_Given problem_
Reproduce the following material exactly, including every line.

(Stored dataset items)
+++
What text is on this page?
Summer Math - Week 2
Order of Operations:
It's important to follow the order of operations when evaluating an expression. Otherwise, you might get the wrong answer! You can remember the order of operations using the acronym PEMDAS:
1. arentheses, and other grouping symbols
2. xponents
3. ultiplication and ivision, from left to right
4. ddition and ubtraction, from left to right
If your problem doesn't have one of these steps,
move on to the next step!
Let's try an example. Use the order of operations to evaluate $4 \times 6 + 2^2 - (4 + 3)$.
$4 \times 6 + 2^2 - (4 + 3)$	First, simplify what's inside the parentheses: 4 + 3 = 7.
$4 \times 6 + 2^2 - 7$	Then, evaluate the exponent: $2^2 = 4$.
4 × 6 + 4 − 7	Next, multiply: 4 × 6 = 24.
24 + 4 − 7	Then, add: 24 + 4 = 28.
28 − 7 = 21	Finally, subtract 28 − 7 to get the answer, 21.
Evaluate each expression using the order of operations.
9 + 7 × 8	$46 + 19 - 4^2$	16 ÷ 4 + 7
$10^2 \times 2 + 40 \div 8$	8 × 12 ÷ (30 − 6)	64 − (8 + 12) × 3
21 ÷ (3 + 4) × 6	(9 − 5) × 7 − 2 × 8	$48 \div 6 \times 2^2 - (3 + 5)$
+++
_Answer_
What text is on this page?
Summer Math - Week 2
Order of Operations:
It's important to follow the order of operations when evaluating an expression. Otherwise, you might get the wrong answer! You can remember the order of operations using the acronym PEMDAS:
1. arentheses, and other grouping symbols
2. xponents
3. ultiplication and ivision, from left to right
4. ddition and ubtraction, from left to right
If your problem doesn't have one of these steps,
move on to the next step!
Let's try an example. Use the order of operations to evaluate $4 \times 6 + 2^2 - (4 + 3)$.
$4 \times 6 + 2^2 - (4 + 3)$	First, simplify what's inside the parentheses: 4 + 3 = 7.
$4 \times 6 + 2^2 - 7$	Then, evaluate the exponent: $2^2 = 4$.
4 × 6 + 4 − 7	Next, multiply: 4 × 6 = 24.
24 + 4 − 7	Then, add: 24 + 4 = 28.
28 − 7 = 21	Finally, subtract 28 − 7 to get the answer, 21.
Evaluate each expression using the order of operations.
9 + 7 × 8	$46 + 19 - 4^2$	16 ÷ 4 + 7
$10^2 \times 2 + 40 \div 8$	8 × 12 ÷ (30 − 6)	64 − (8 + 12) × 3
21 ÷ (3 + 4) × 6	(9 − 5) × 7 − 2 × 8	$48 \div 6 \times 2^2 - (3 + 5)$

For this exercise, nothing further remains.